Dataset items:
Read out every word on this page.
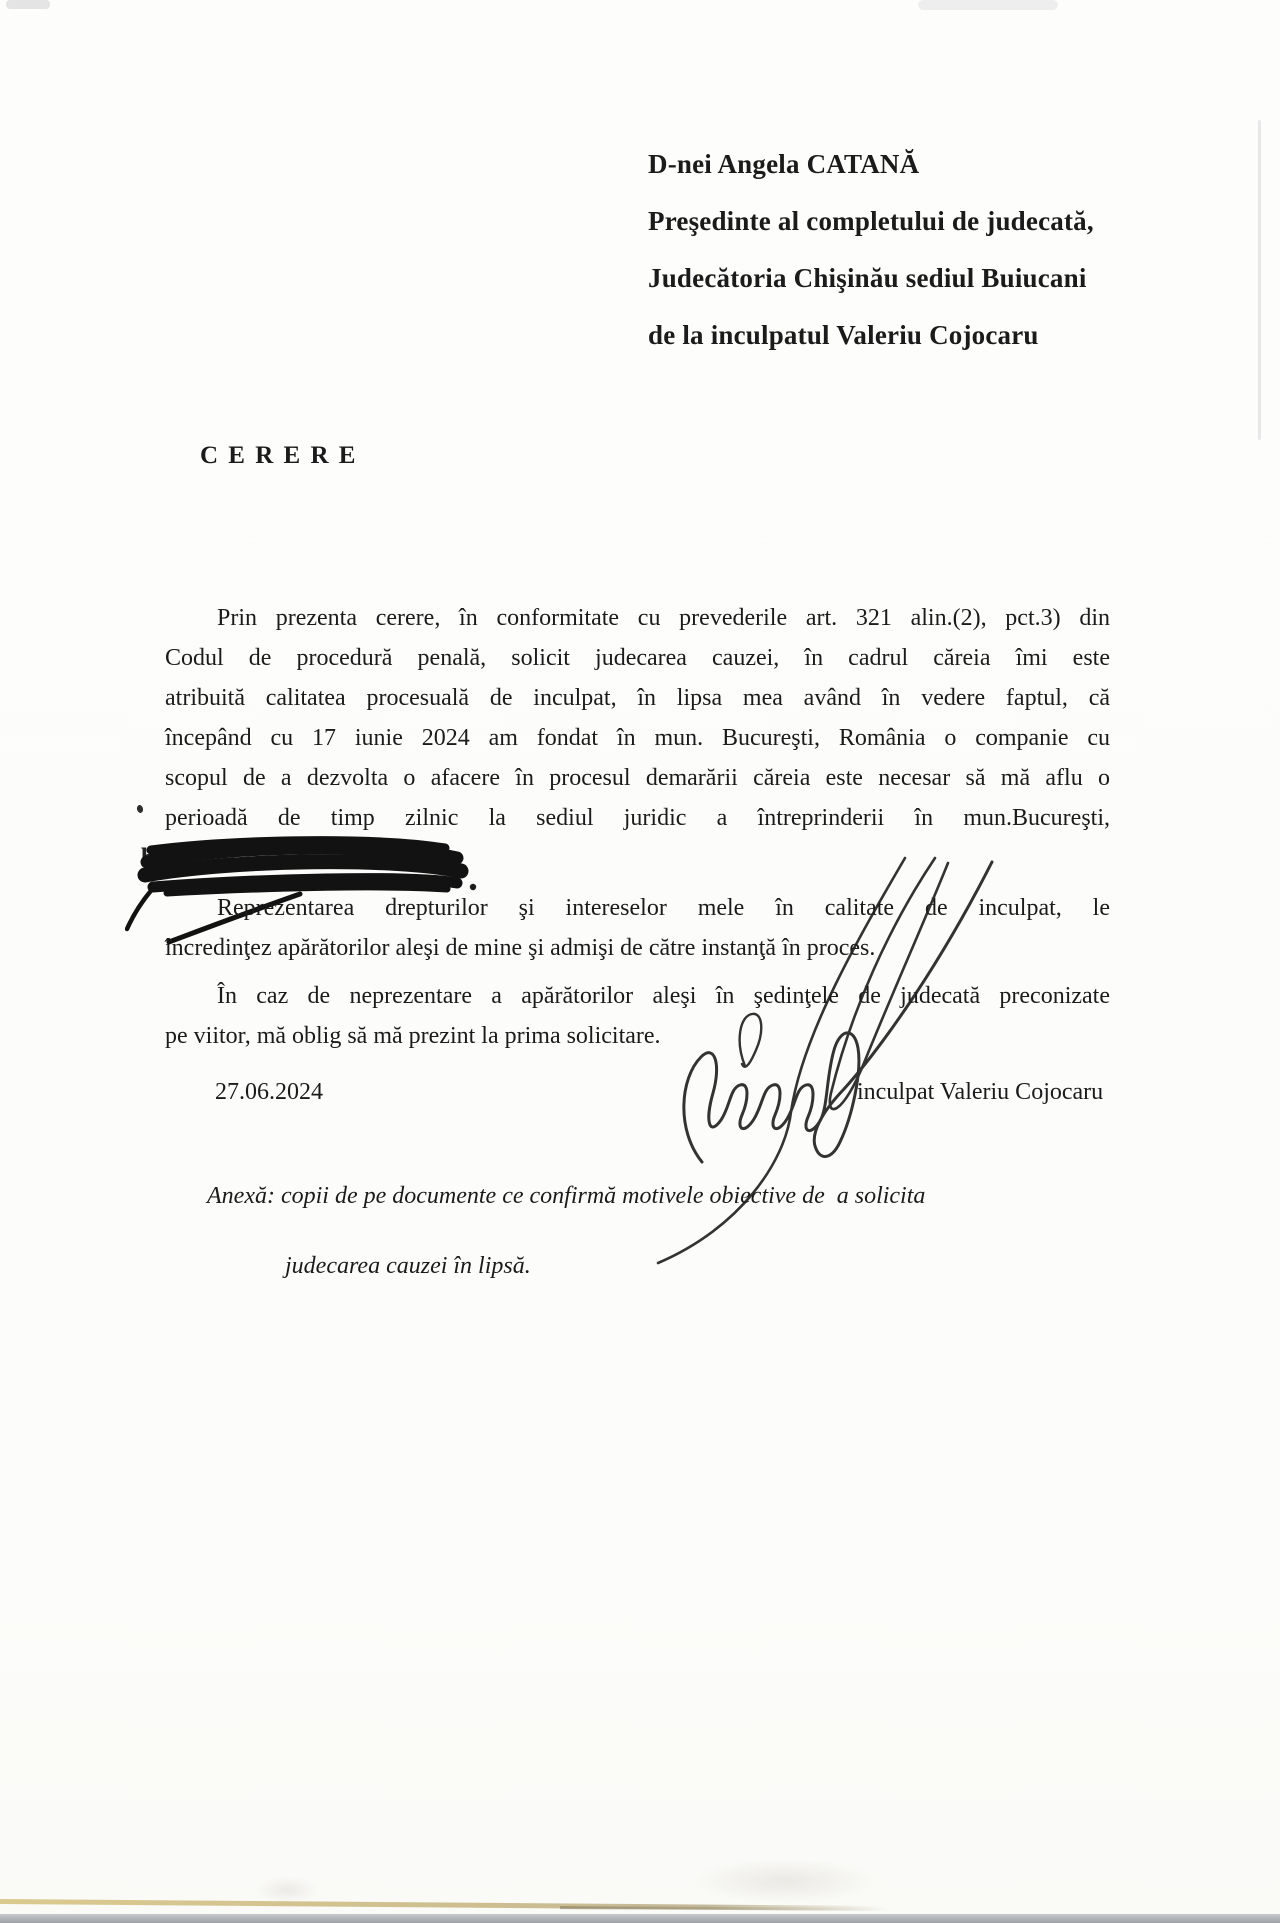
D-nei Angela CATANĂ
Preşedinte al completului de judecată,
Judecătoria Chişinău sediul Buiucani
de la inculpatul Valeriu Cojocaru
C E R E R E
Prin prezenta cerere, în conformitate cu prevederile art. 321 alin.(2), pct.3) din
Codul de procedură penală, solicit judecarea cauzei, în cadrul căreia îmi este
atribuită calitatea procesuală de inculpat, în lipsa mea având în vedere faptul, că
începând cu 17 iunie 2024 am fondat în mun. Bucureşti, România o companie cu
scopul de a dezvolta o afacere în procesul demarării căreia este necesar să mă aflu o
perioadă de timp zilnic la sediul juridic a întreprinderii în mun.Bucureşti,
bd.A	î.i.
Reprezentarea drepturilor şi intereselor mele în calitate de inculpat, le
încredinţez apărătorilor aleşi de mine şi admişi de către instanţă în proces.
În caz de neprezentare a apărătorilor aleşi în şedinţele de judecată preconizate
pe viitor, mă oblig să mă prezint la prima solicitare.
27.06.2024	inculpat Valeriu Cojocaru
Anexă: copii de pe documente ce confirmă motivele obiective de  a solicita
judecarea cauzei în lipsă.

## Instruction
Leave out the pictures and transcribe everything else exactly.

## Finished answer
Read out every word on this page.
D-nei Angela CATANĂ
Preşedinte al completului de judecată,
Judecătoria Chişinău sediul Buiucani
de la inculpatul Valeriu Cojocaru
C E R E R E
Prin prezenta cerere, în conformitate cu prevederile art. 321 alin.(2), pct.3) din
Codul de procedură penală, solicit judecarea cauzei, în cadrul căreia îmi este
atribuită calitatea procesuală de inculpat, în lipsa mea având în vedere faptul, că
începând cu 17 iunie 2024 am fondat în mun. Bucureşti, România o companie cu
scopul de a dezvolta o afacere în procesul demarării căreia este necesar să mă aflu o
perioadă de timp zilnic la sediul juridic a întreprinderii în mun.Bucureşti,
bd.A	î.i.
Reprezentarea drepturilor şi intereselor mele în calitate de inculpat, le
încredinţez apărătorilor aleşi de mine şi admişi de către instanţă în proces.
În caz de neprezentare a apărătorilor aleşi în şedinţele de judecată preconizate
pe viitor, mă oblig să mă prezint la prima solicitare.
27.06.2024	inculpat Valeriu Cojocaru
Anexă: copii de pe documente ce confirmă motivele obiective de  a solicita
judecarea cauzei în lipsă.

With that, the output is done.